Data tied to figure images
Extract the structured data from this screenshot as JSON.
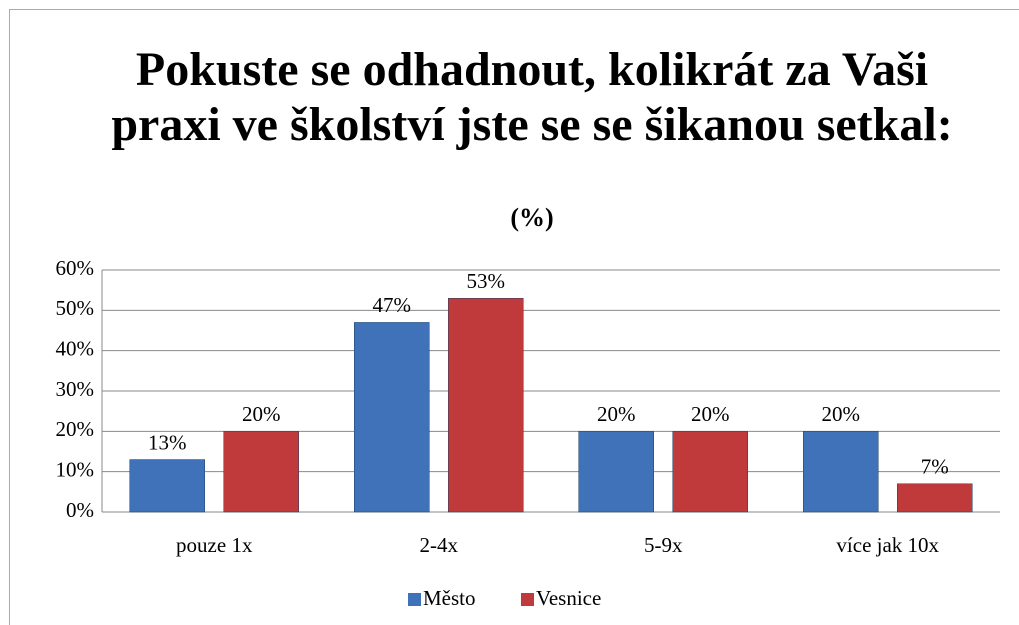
{
  "chart_data": {
    "type": "bar",
    "title": "Pokuste se odhadnout, kolikrát za Vaši praxi ve školství jste se se šikanou setkal:",
    "subtitle": "(%)",
    "categories": [
      "pouze 1x",
      "2-4x",
      "5-9x",
      "více jak 10x"
    ],
    "series": [
      {
        "name": "Město",
        "color": "#3f72b8",
        "values": [
          13,
          47,
          20,
          20
        ],
        "value_labels": [
          "13%",
          "47%",
          "20%",
          "20%"
        ]
      },
      {
        "name": "Vesnice",
        "color": "#c0393b",
        "values": [
          20,
          53,
          20,
          7
        ],
        "value_labels": [
          "20%",
          "53%",
          "20%",
          "7%"
        ]
      }
    ],
    "ylim": [
      0,
      60
    ],
    "yticks": [
      {
        "value": 0,
        "label": "0%"
      },
      {
        "value": 10,
        "label": "10%"
      },
      {
        "value": 20,
        "label": "20%"
      },
      {
        "value": 30,
        "label": "30%"
      },
      {
        "value": 40,
        "label": "40%"
      },
      {
        "value": 50,
        "label": "50%"
      },
      {
        "value": 60,
        "label": "60%"
      }
    ],
    "grid": true,
    "legend": "bottom"
  }
}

Objective:
Without the pictures, return all the records precisely as they stand.

Written answer:
Extract the structured data from this screenshot as JSON.
{
  "chart_data": {
    "type": "bar",
    "title": "Pokuste se odhadnout, kolikrát za Vaši praxi ve školství jste se se šikanou setkal:",
    "subtitle": "(%)",
    "categories": [
      "pouze 1x",
      "2-4x",
      "5-9x",
      "více jak 10x"
    ],
    "series": [
      {
        "name": "Město",
        "color": "#3f72b8",
        "values": [
          13,
          47,
          20,
          20
        ],
        "value_labels": [
          "13%",
          "47%",
          "20%",
          "20%"
        ]
      },
      {
        "name": "Vesnice",
        "color": "#c0393b",
        "values": [
          20,
          53,
          20,
          7
        ],
        "value_labels": [
          "20%",
          "53%",
          "20%",
          "7%"
        ]
      }
    ],
    "ylim": [
      0,
      60
    ],
    "yticks": [
      {
        "value": 0,
        "label": "0%"
      },
      {
        "value": 10,
        "label": "10%"
      },
      {
        "value": 20,
        "label": "20%"
      },
      {
        "value": 30,
        "label": "30%"
      },
      {
        "value": 40,
        "label": "40%"
      },
      {
        "value": 50,
        "label": "50%"
      },
      {
        "value": 60,
        "label": "60%"
      }
    ],
    "grid": true,
    "legend": "bottom"
  }
}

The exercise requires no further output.